— What this task involves —
Below is some material; set it all down exactly, apart from the pictures.

— Information provided —

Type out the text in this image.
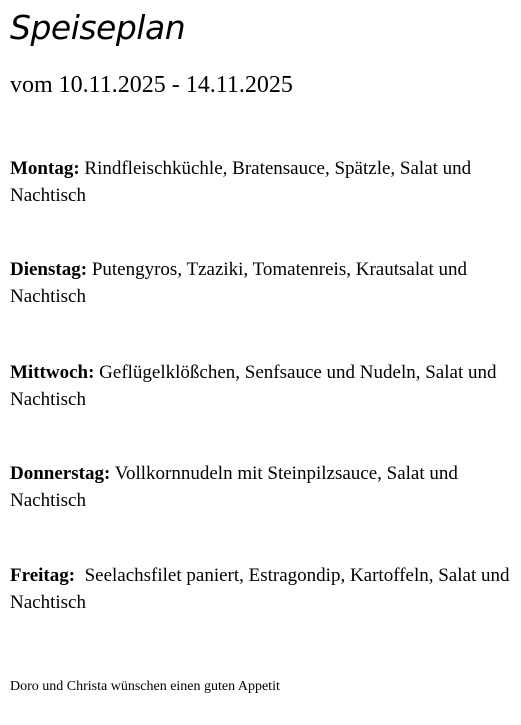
Speiseplan

vom 10.11.2025 - 14.11.2025

Montag: Rindfleischküchle, Bratensauce, Spätzle, Salat und Nachtisch

Dienstag: Putengyros, Tzaziki, Tomatenreis, Krautsalat und Nachtisch

Mittwoch: Geflügelklößchen, Senfsauce und Nudeln, Salat und Nachtisch

Donnerstag: Vollkornnudeln mit Steinpilzsauce, Salat und Nachtisch

Freitag: Seelachsfilet paniert, Estragondip, Kartoffeln, Salat und Nachtisch

Doro und Christa wünschen einen guten Appetit
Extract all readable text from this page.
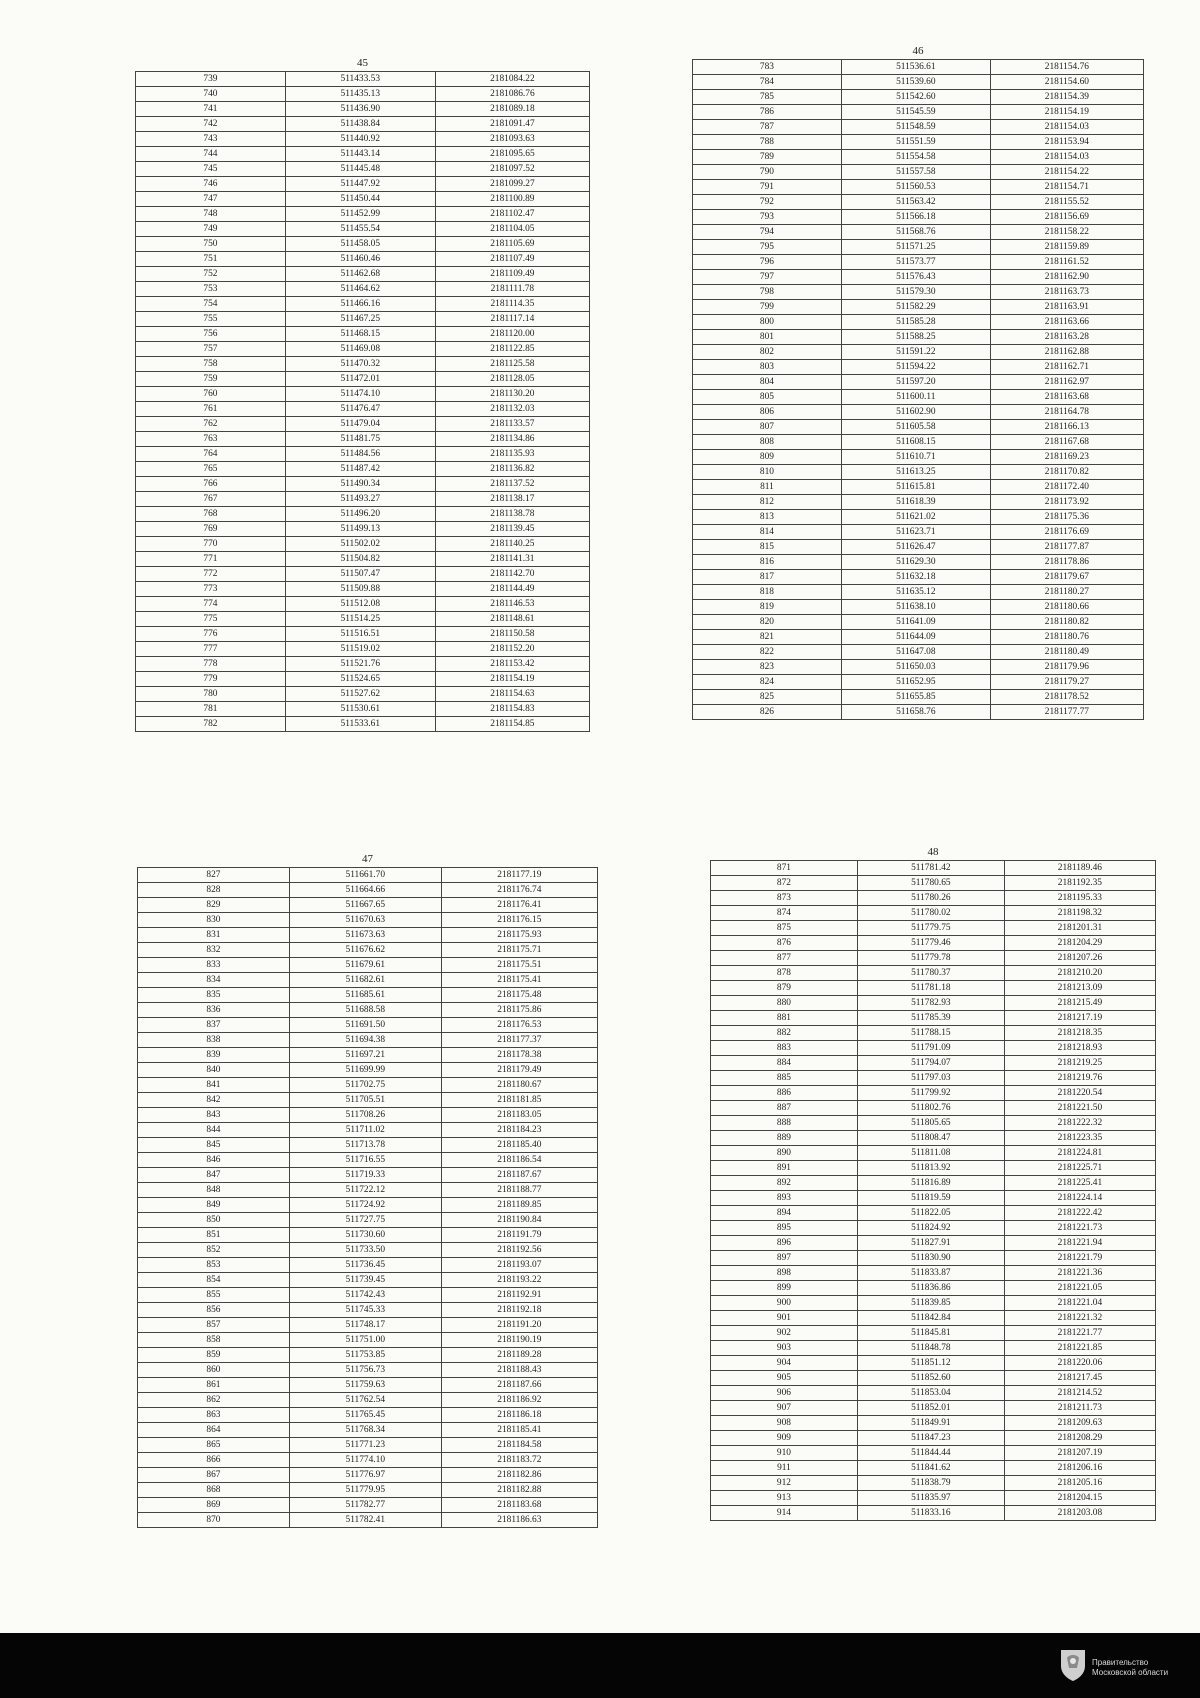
45
739	511433.53	2181084.22
740	511435.13	2181086.76
741	511436.90	2181089.18
742	511438.84	2181091.47
743	511440.92	2181093.63
744	511443.14	2181095.65
745	511445.48	2181097.52
746	511447.92	2181099.27
747	511450.44	2181100.89
748	511452.99	2181102.47
749	511455.54	2181104.05
750	511458.05	2181105.69
751	511460.46	2181107.49
752	511462.68	2181109.49
753	511464.62	2181111.78
754	511466.16	2181114.35
755	511467.25	2181117.14
756	511468.15	2181120.00
757	511469.08	2181122.85
758	511470.32	2181125.58
759	511472.01	2181128.05
760	511474.10	2181130.20
761	511476.47	2181132.03
762	511479.04	2181133.57
763	511481.75	2181134.86
764	511484.56	2181135.93
765	511487.42	2181136.82
766	511490.34	2181137.52
767	511493.27	2181138.17
768	511496.20	2181138.78
769	511499.13	2181139.45
770	511502.02	2181140.25
771	511504.82	2181141.31
772	511507.47	2181142.70
773	511509.88	2181144.49
774	511512.08	2181146.53
775	511514.25	2181148.61
776	511516.51	2181150.58
777	511519.02	2181152.20
778	511521.76	2181153.42
779	511524.65	2181154.19
780	511527.62	2181154.63
781	511530.61	2181154.83
782	511533.61	2181154.85
46
783	511536.61	2181154.76
784	511539.60	2181154.60
785	511542.60	2181154.39
786	511545.59	2181154.19
787	511548.59	2181154.03
788	511551.59	2181153.94
789	511554.58	2181154.03
790	511557.58	2181154.22
791	511560.53	2181154.71
792	511563.42	2181155.52
793	511566.18	2181156.69
794	511568.76	2181158.22
795	511571.25	2181159.89
796	511573.77	2181161.52
797	511576.43	2181162.90
798	511579.30	2181163.73
799	511582.29	2181163.91
800	511585.28	2181163.66
801	511588.25	2181163.28
802	511591.22	2181162.88
803	511594.22	2181162.71
804	511597.20	2181162.97
805	511600.11	2181163.68
806	511602.90	2181164.78
807	511605.58	2181166.13
808	511608.15	2181167.68
809	511610.71	2181169.23
810	511613.25	2181170.82
811	511615.81	2181172.40
812	511618.39	2181173.92
813	511621.02	2181175.36
814	511623.71	2181176.69
815	511626.47	2181177.87
816	511629.30	2181178.86
817	511632.18	2181179.67
818	511635.12	2181180.27
819	511638.10	2181180.66
820	511641.09	2181180.82
821	511644.09	2181180.76
822	511647.08	2181180.49
823	511650.03	2181179.96
824	511652.95	2181179.27
825	511655.85	2181178.52
826	511658.76	2181177.77
47
827	511661.70	2181177.19
828	511664.66	2181176.74
829	511667.65	2181176.41
830	511670.63	2181176.15
831	511673.63	2181175.93
832	511676.62	2181175.71
833	511679.61	2181175.51
834	511682.61	2181175.41
835	511685.61	2181175.48
836	511688.58	2181175.86
837	511691.50	2181176.53
838	511694.38	2181177.37
839	511697.21	2181178.38
840	511699.99	2181179.49
841	511702.75	2181180.67
842	511705.51	2181181.85
843	511708.26	2181183.05
844	511711.02	2181184.23
845	511713.78	2181185.40
846	511716.55	2181186.54
847	511719.33	2181187.67
848	511722.12	2181188.77
849	511724.92	2181189.85
850	511727.75	2181190.84
851	511730.60	2181191.79
852	511733.50	2181192.56
853	511736.45	2181193.07
854	511739.45	2181193.22
855	511742.43	2181192.91
856	511745.33	2181192.18
857	511748.17	2181191.20
858	511751.00	2181190.19
859	511753.85	2181189.28
860	511756.73	2181188.43
861	511759.63	2181187.66
862	511762.54	2181186.92
863	511765.45	2181186.18
864	511768.34	2181185.41
865	511771.23	2181184.58
866	511774.10	2181183.72
867	511776.97	2181182.86
868	511779.95	2181182.88
869	511782.77	2181183.68
870	511782.41	2181186.63
48
871	511781.42	2181189.46
872	511780.65	2181192.35
873	511780.26	2181195.33
874	511780.02	2181198.32
875	511779.75	2181201.31
876	511779.46	2181204.29
877	511779.78	2181207.26
878	511780.37	2181210.20
879	511781.18	2181213.09
880	511782.93	2181215.49
881	511785.39	2181217.19
882	511788.15	2181218.35
883	511791.09	2181218.93
884	511794.07	2181219.25
885	511797.03	2181219.76
886	511799.92	2181220.54
887	511802.76	2181221.50
888	511805.65	2181222.32
889	511808.47	2181223.35
890	511811.08	2181224.81
891	511813.92	2181225.71
892	511816.89	2181225.41
893	511819.59	2181224.14
894	511822.05	2181222.42
895	511824.92	2181221.73
896	511827.91	2181221.94
897	511830.90	2181221.79
898	511833.87	2181221.36
899	511836.86	2181221.05
900	511839.85	2181221.04
901	511842.84	2181221.32
902	511845.81	2181221.77
903	511848.78	2181221.85
904	511851.12	2181220.06
905	511852.60	2181217.45
906	511853.04	2181214.52
907	511852.01	2181211.73
908	511849.91	2181209.63
909	511847.23	2181208.29
910	511844.44	2181207.19
911	511841.62	2181206.16
912	511838.79	2181205.16
913	511835.97	2181204.15
914	511833.16	2181203.08
Правительство
Московской области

— Answer in full —
Type out the text in this image.
Speiseplan

vom 10.11.2025 - 14.11.2025

Montag: Rindfleischküchle, Bratensauce, Spätzle, Salat und Nachtisch

Dienstag: Putengyros, Tzaziki, Tomatenreis, Krautsalat und Nachtisch

Mittwoch: Geflügelklößchen, Senfsauce und Nudeln, Salat und Nachtisch

Donnerstag: Vollkornnudeln mit Steinpilzsauce, Salat und Nachtisch

Freitag: Seelachsfilet paniert, Estragondip, Kartoffeln, Salat und Nachtisch

Doro und Christa wünschen einen guten Appetit
Extract all readable text from this page.
45
739	511433.53	2181084.22
740	511435.13	2181086.76
741	511436.90	2181089.18
742	511438.84	2181091.47
743	511440.92	2181093.63
744	511443.14	2181095.65
745	511445.48	2181097.52
746	511447.92	2181099.27
747	511450.44	2181100.89
748	511452.99	2181102.47
749	511455.54	2181104.05
750	511458.05	2181105.69
751	511460.46	2181107.49
752	511462.68	2181109.49
753	511464.62	2181111.78
754	511466.16	2181114.35
755	511467.25	2181117.14
756	511468.15	2181120.00
757	511469.08	2181122.85
758	511470.32	2181125.58
759	511472.01	2181128.05
760	511474.10	2181130.20
761	511476.47	2181132.03
762	511479.04	2181133.57
763	511481.75	2181134.86
764	511484.56	2181135.93
765	511487.42	2181136.82
766	511490.34	2181137.52
767	511493.27	2181138.17
768	511496.20	2181138.78
769	511499.13	2181139.45
770	511502.02	2181140.25
771	511504.82	2181141.31
772	511507.47	2181142.70
773	511509.88	2181144.49
774	511512.08	2181146.53
775	511514.25	2181148.61
776	511516.51	2181150.58
777	511519.02	2181152.20
778	511521.76	2181153.42
779	511524.65	2181154.19
780	511527.62	2181154.63
781	511530.61	2181154.83
782	511533.61	2181154.85
46
783	511536.61	2181154.76
784	511539.60	2181154.60
785	511542.60	2181154.39
786	511545.59	2181154.19
787	511548.59	2181154.03
788	511551.59	2181153.94
789	511554.58	2181154.03
790	511557.58	2181154.22
791	511560.53	2181154.71
792	511563.42	2181155.52
793	511566.18	2181156.69
794	511568.76	2181158.22
795	511571.25	2181159.89
796	511573.77	2181161.52
797	511576.43	2181162.90
798	511579.30	2181163.73
799	511582.29	2181163.91
800	511585.28	2181163.66
801	511588.25	2181163.28
802	511591.22	2181162.88
803	511594.22	2181162.71
804	511597.20	2181162.97
805	511600.11	2181163.68
806	511602.90	2181164.78
807	511605.58	2181166.13
808	511608.15	2181167.68
809	511610.71	2181169.23
810	511613.25	2181170.82
811	511615.81	2181172.40
812	511618.39	2181173.92
813	511621.02	2181175.36
814	511623.71	2181176.69
815	511626.47	2181177.87
816	511629.30	2181178.86
817	511632.18	2181179.67
818	511635.12	2181180.27
819	511638.10	2181180.66
820	511641.09	2181180.82
821	511644.09	2181180.76
822	511647.08	2181180.49
823	511650.03	2181179.96
824	511652.95	2181179.27
825	511655.85	2181178.52
826	511658.76	2181177.77
47
827	511661.70	2181177.19
828	511664.66	2181176.74
829	511667.65	2181176.41
830	511670.63	2181176.15
831	511673.63	2181175.93
832	511676.62	2181175.71
833	511679.61	2181175.51
834	511682.61	2181175.41
835	511685.61	2181175.48
836	511688.58	2181175.86
837	511691.50	2181176.53
838	511694.38	2181177.37
839	511697.21	2181178.38
840	511699.99	2181179.49
841	511702.75	2181180.67
842	511705.51	2181181.85
843	511708.26	2181183.05
844	511711.02	2181184.23
845	511713.78	2181185.40
846	511716.55	2181186.54
847	511719.33	2181187.67
848	511722.12	2181188.77
849	511724.92	2181189.85
850	511727.75	2181190.84
851	511730.60	2181191.79
852	511733.50	2181192.56
853	511736.45	2181193.07
854	511739.45	2181193.22
855	511742.43	2181192.91
856	511745.33	2181192.18
857	511748.17	2181191.20
858	511751.00	2181190.19
859	511753.85	2181189.28
860	511756.73	2181188.43
861	511759.63	2181187.66
862	511762.54	2181186.92
863	511765.45	2181186.18
864	511768.34	2181185.41
865	511771.23	2181184.58
866	511774.10	2181183.72
867	511776.97	2181182.86
868	511779.95	2181182.88
869	511782.77	2181183.68
870	511782.41	2181186.63
48
871	511781.42	2181189.46
872	511780.65	2181192.35
873	511780.26	2181195.33
874	511780.02	2181198.32
875	511779.75	2181201.31
876	511779.46	2181204.29
877	511779.78	2181207.26
878	511780.37	2181210.20
879	511781.18	2181213.09
880	511782.93	2181215.49
881	511785.39	2181217.19
882	511788.15	2181218.35
883	511791.09	2181218.93
884	511794.07	2181219.25
885	511797.03	2181219.76
886	511799.92	2181220.54
887	511802.76	2181221.50
888	511805.65	2181222.32
889	511808.47	2181223.35
890	511811.08	2181224.81
891	511813.92	2181225.71
892	511816.89	2181225.41
893	511819.59	2181224.14
894	511822.05	2181222.42
895	511824.92	2181221.73
896	511827.91	2181221.94
897	511830.90	2181221.79
898	511833.87	2181221.36
899	511836.86	2181221.05
900	511839.85	2181221.04
901	511842.84	2181221.32
902	511845.81	2181221.77
903	511848.78	2181221.85
904	511851.12	2181220.06
905	511852.60	2181217.45
906	511853.04	2181214.52
907	511852.01	2181211.73
908	511849.91	2181209.63
909	511847.23	2181208.29
910	511844.44	2181207.19
911	511841.62	2181206.16
912	511838.79	2181205.16
913	511835.97	2181204.15
914	511833.16	2181203.08
Правительство
Московской области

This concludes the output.